Listing >>
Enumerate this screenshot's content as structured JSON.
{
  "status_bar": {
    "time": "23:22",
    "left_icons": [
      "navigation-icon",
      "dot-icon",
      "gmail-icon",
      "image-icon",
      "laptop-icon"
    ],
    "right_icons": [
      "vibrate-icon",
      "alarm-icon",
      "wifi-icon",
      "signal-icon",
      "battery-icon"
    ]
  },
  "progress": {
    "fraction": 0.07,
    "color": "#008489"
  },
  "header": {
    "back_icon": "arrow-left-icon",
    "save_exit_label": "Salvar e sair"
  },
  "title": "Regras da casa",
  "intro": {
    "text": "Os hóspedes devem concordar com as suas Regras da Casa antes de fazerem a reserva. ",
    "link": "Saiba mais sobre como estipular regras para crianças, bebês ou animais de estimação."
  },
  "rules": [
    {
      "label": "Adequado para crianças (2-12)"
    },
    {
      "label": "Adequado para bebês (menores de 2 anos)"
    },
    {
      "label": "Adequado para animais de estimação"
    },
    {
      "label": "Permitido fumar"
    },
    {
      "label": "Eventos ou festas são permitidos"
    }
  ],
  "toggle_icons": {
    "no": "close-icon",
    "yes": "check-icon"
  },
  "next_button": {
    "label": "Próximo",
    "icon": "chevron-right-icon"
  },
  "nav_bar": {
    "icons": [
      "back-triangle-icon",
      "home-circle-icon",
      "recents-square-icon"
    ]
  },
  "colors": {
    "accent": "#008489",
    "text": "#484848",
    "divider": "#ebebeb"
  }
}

Exercise instructions >> Restate the data above word for word.

Written solution >>
Enumerate this screenshot's content as structured JSON.
{
  "status_bar": {
    "time": "23:22",
    "left_icons": [
      "navigation-icon",
      "dot-icon",
      "gmail-icon",
      "image-icon",
      "laptop-icon"
    ],
    "right_icons": [
      "vibrate-icon",
      "alarm-icon",
      "wifi-icon",
      "signal-icon",
      "battery-icon"
    ]
  },
  "progress": {
    "fraction": 0.07,
    "color": "#008489"
  },
  "header": {
    "back_icon": "arrow-left-icon",
    "save_exit_label": "Salvar e sair"
  },
  "title": "Regras da casa",
  "intro": {
    "text": "Os hóspedes devem concordar com as suas Regras da Casa antes de fazerem a reserva. ",
    "link": "Saiba mais sobre como estipular regras para crianças, bebês ou animais de estimação."
  },
  "rules": [
    {
      "label": "Adequado para crianças (2-12)"
    },
    {
      "label": "Adequado para bebês (menores de 2 anos)"
    },
    {
      "label": "Adequado para animais de estimação"
    },
    {
      "label": "Permitido fumar"
    },
    {
      "label": "Eventos ou festas são permitidos"
    }
  ],
  "toggle_icons": {
    "no": "close-icon",
    "yes": "check-icon"
  },
  "next_button": {
    "label": "Próximo",
    "icon": "chevron-right-icon"
  },
  "nav_bar": {
    "icons": [
      "back-triangle-icon",
      "home-circle-icon",
      "recents-square-icon"
    ]
  },
  "colors": {
    "accent": "#008489",
    "text": "#484848",
    "divider": "#ebebeb"
  }
}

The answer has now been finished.